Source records
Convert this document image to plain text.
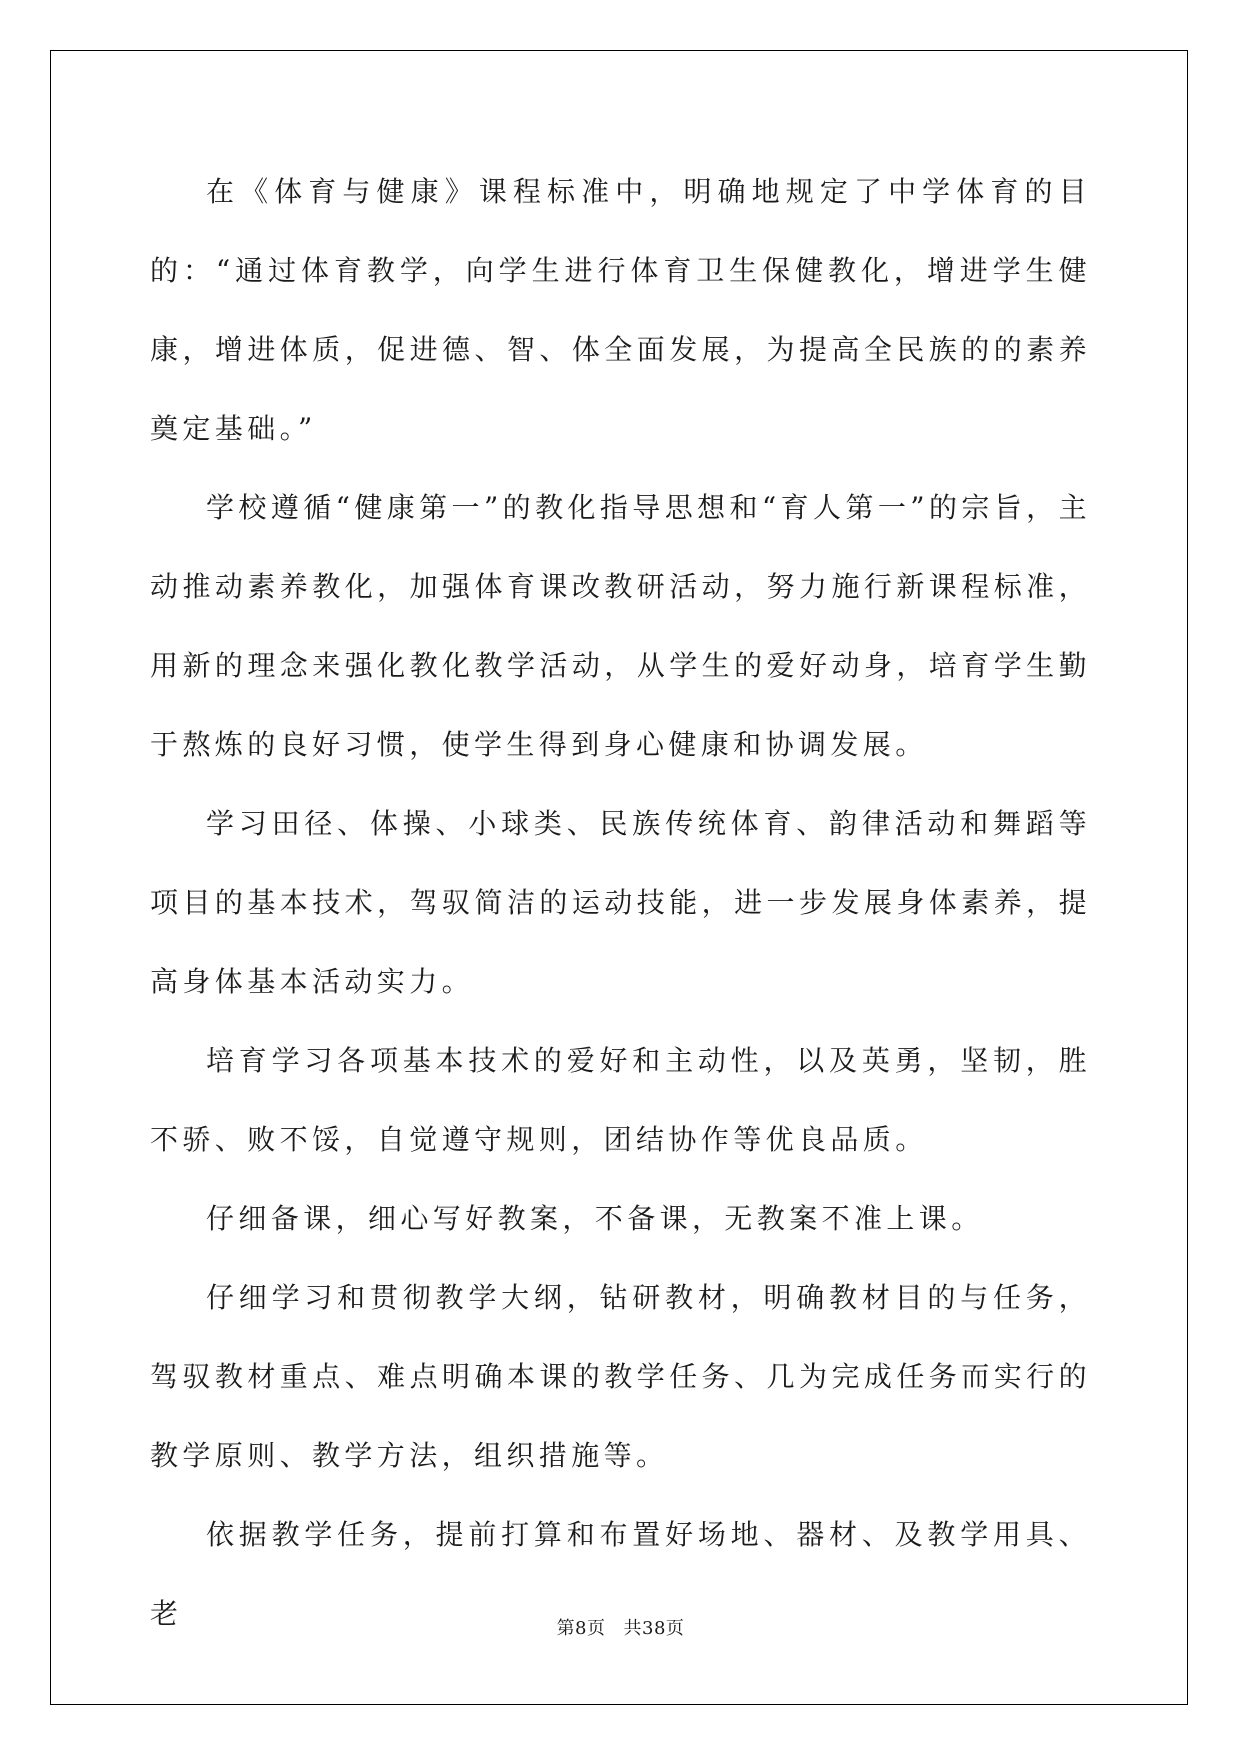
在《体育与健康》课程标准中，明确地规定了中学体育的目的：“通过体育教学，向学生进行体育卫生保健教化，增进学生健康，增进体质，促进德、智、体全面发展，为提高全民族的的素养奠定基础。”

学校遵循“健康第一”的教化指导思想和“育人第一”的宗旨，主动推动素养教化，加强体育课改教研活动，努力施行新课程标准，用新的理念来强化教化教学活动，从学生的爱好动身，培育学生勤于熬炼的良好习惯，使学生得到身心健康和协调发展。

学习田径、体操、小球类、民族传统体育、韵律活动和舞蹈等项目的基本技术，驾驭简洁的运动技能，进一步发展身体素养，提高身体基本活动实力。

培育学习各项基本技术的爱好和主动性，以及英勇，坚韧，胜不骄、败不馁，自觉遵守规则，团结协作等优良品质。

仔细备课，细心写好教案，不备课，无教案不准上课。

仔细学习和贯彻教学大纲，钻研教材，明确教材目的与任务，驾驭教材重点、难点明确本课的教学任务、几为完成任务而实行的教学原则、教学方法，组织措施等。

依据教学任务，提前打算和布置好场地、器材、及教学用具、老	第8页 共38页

==

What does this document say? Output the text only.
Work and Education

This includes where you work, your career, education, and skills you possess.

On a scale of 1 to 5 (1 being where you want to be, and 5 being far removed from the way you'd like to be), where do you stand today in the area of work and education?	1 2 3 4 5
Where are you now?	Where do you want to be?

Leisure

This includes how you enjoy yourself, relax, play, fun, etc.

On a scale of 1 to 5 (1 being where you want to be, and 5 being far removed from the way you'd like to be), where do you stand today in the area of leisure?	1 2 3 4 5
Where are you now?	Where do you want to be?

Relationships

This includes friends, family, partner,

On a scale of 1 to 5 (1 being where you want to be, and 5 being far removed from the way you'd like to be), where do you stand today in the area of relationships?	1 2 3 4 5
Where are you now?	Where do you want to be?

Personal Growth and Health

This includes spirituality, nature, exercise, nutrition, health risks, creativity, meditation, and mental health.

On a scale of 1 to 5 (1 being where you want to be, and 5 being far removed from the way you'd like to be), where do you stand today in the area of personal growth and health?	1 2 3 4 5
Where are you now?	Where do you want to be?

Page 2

...

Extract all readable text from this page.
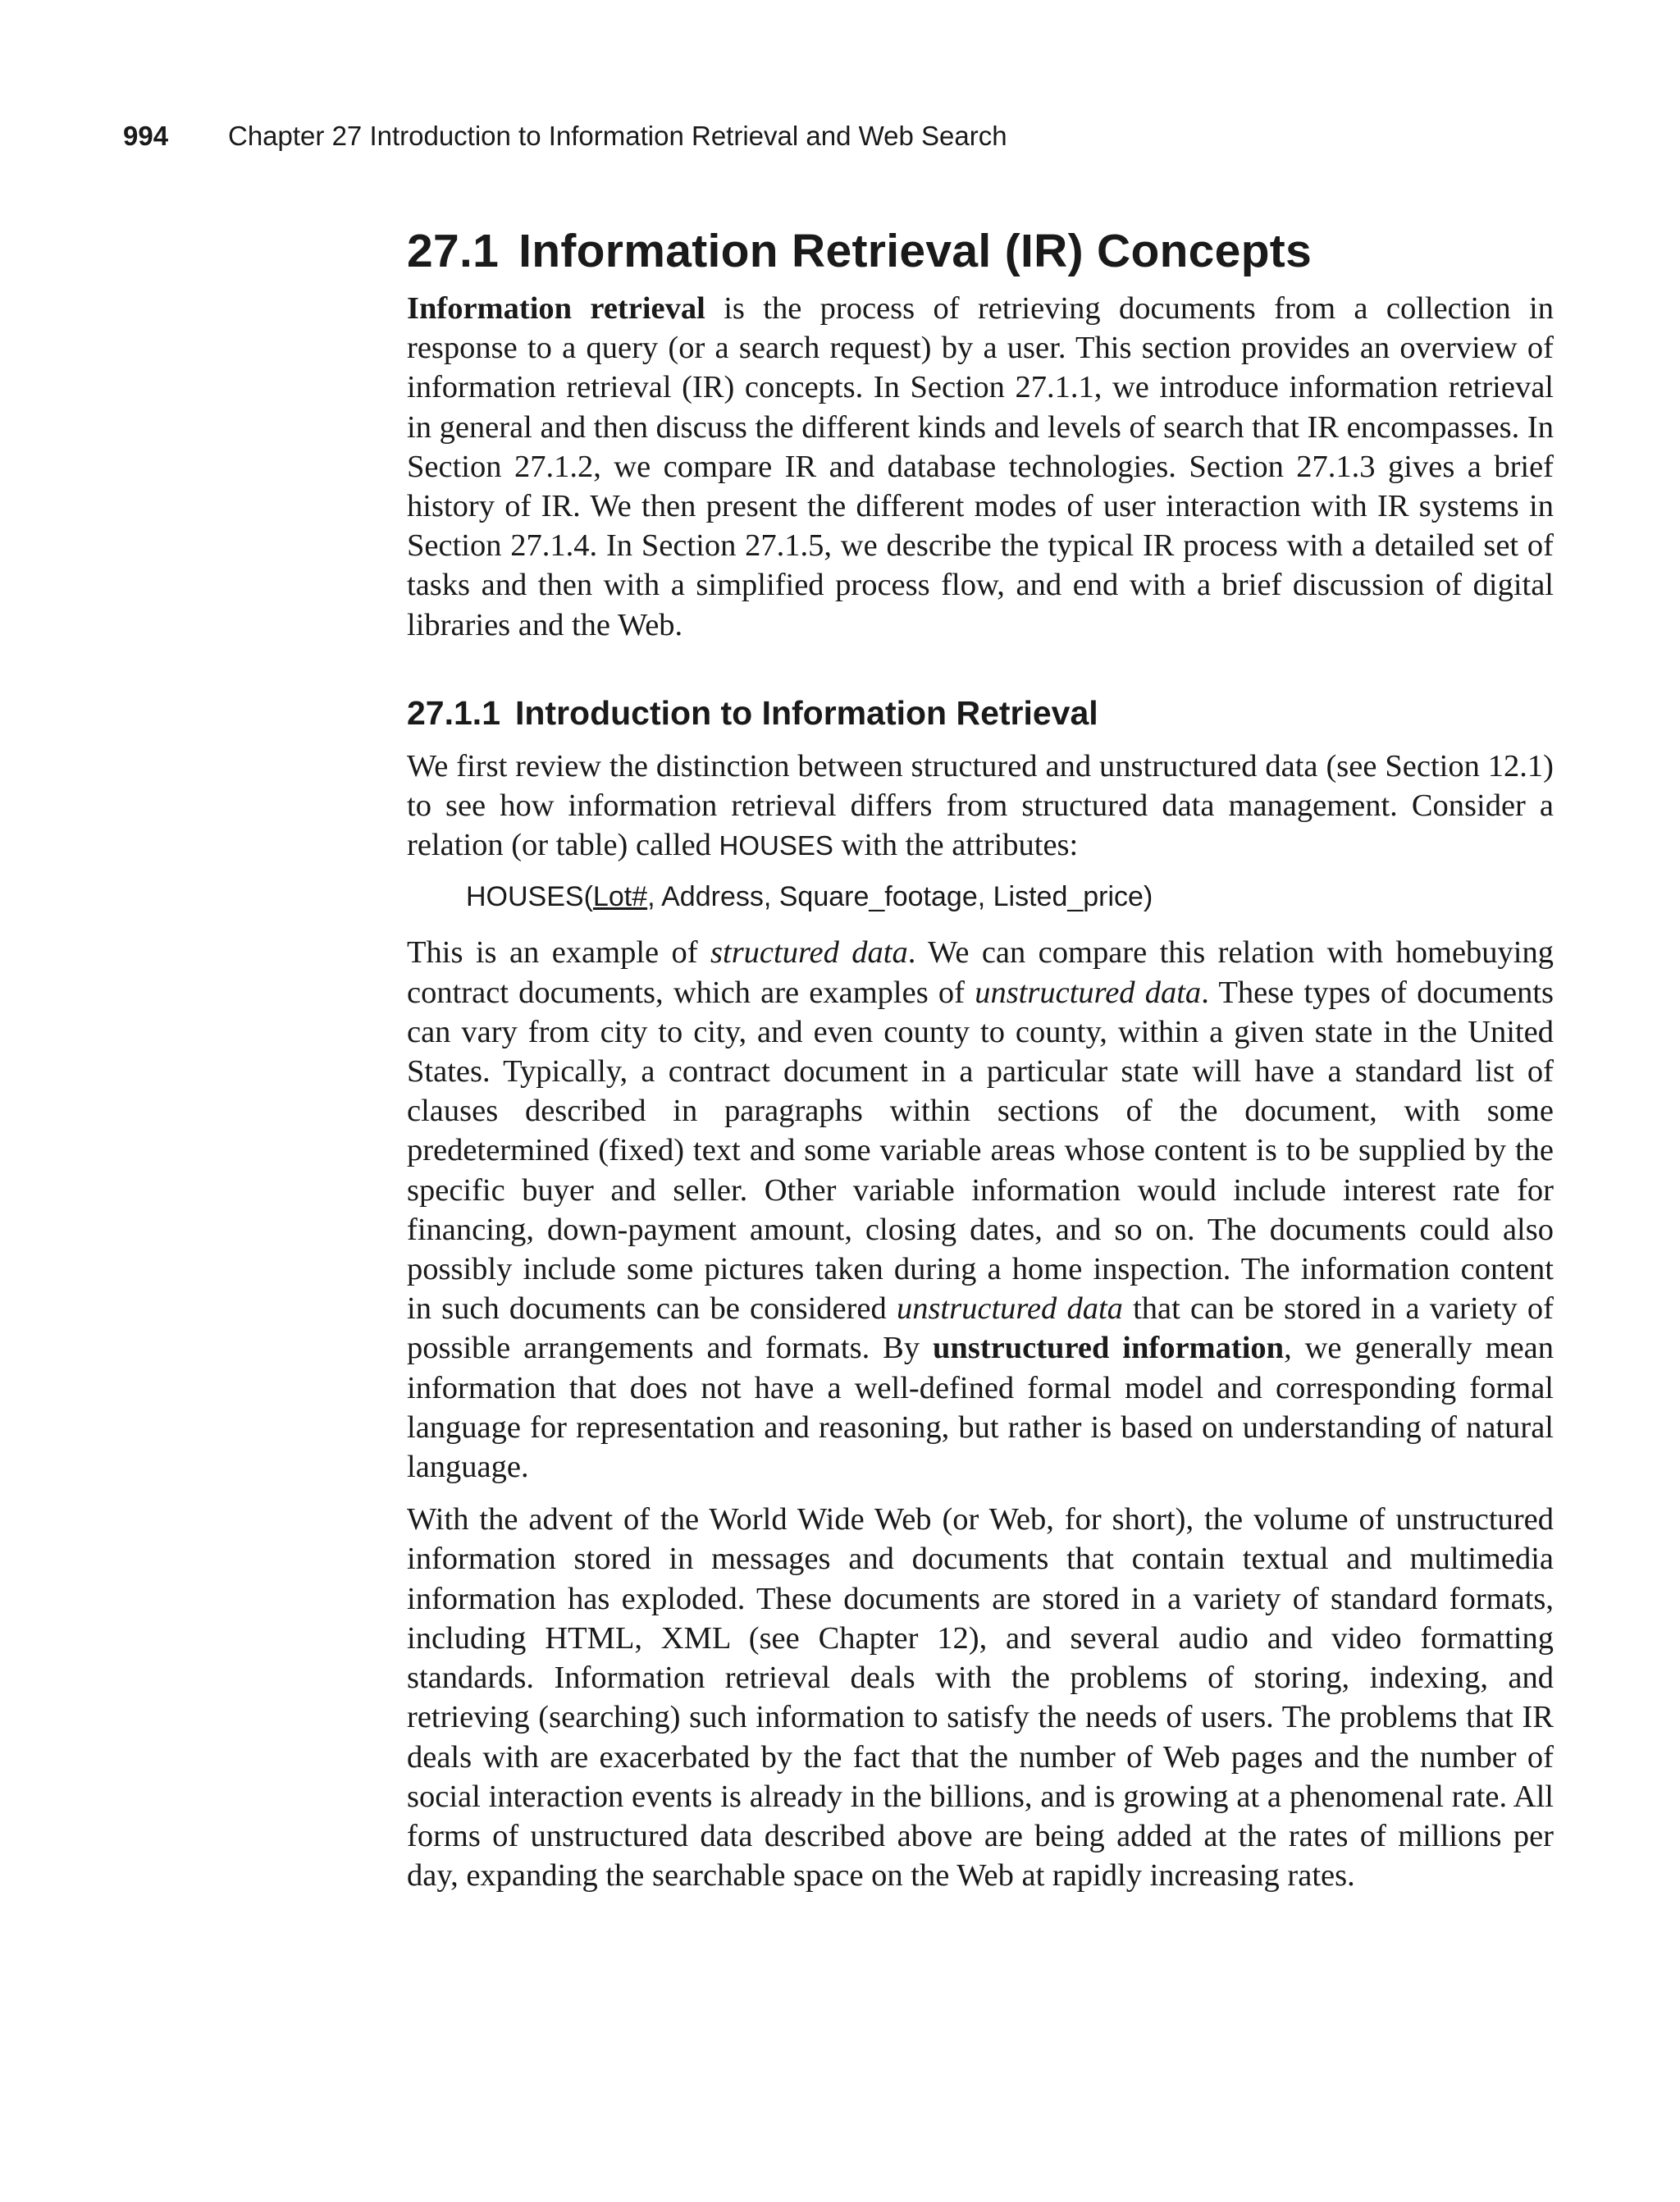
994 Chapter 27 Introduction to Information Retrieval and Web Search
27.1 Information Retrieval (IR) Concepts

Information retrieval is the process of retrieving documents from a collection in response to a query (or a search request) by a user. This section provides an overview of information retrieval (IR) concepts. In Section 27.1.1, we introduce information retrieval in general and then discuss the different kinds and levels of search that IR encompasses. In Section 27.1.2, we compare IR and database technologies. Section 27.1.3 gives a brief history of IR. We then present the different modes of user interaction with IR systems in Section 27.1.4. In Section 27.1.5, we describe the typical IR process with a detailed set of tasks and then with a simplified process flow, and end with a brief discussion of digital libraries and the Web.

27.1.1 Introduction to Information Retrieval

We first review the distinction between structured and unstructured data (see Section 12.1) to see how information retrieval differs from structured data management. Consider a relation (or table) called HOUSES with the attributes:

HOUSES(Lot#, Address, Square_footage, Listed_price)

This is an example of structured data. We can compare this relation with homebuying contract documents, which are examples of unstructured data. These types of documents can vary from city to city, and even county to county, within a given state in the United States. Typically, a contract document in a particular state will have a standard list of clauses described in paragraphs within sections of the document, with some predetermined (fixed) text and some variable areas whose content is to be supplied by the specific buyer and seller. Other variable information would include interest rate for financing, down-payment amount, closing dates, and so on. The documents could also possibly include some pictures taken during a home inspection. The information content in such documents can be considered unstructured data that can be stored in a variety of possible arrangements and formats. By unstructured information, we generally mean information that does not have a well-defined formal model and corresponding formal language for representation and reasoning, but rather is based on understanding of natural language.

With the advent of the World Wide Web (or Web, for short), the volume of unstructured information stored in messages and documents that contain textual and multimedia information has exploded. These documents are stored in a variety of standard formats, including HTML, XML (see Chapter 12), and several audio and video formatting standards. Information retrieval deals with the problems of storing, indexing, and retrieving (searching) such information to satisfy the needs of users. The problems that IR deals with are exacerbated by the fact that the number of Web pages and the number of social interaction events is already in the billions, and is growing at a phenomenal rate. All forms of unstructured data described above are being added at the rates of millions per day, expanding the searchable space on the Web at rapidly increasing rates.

*REQUEST*. From the records above, copy every line that holds the word "includes".

*OUTPUT BELOW*.
This includes where you work, your career, education, and skills you possess.
This includes how you enjoy yourself, relax, play, fun, etc.
This includes friends, family, partner,
This includes spirituality, nature, exercise, nutrition, health risks, creativity, meditation, and mental health.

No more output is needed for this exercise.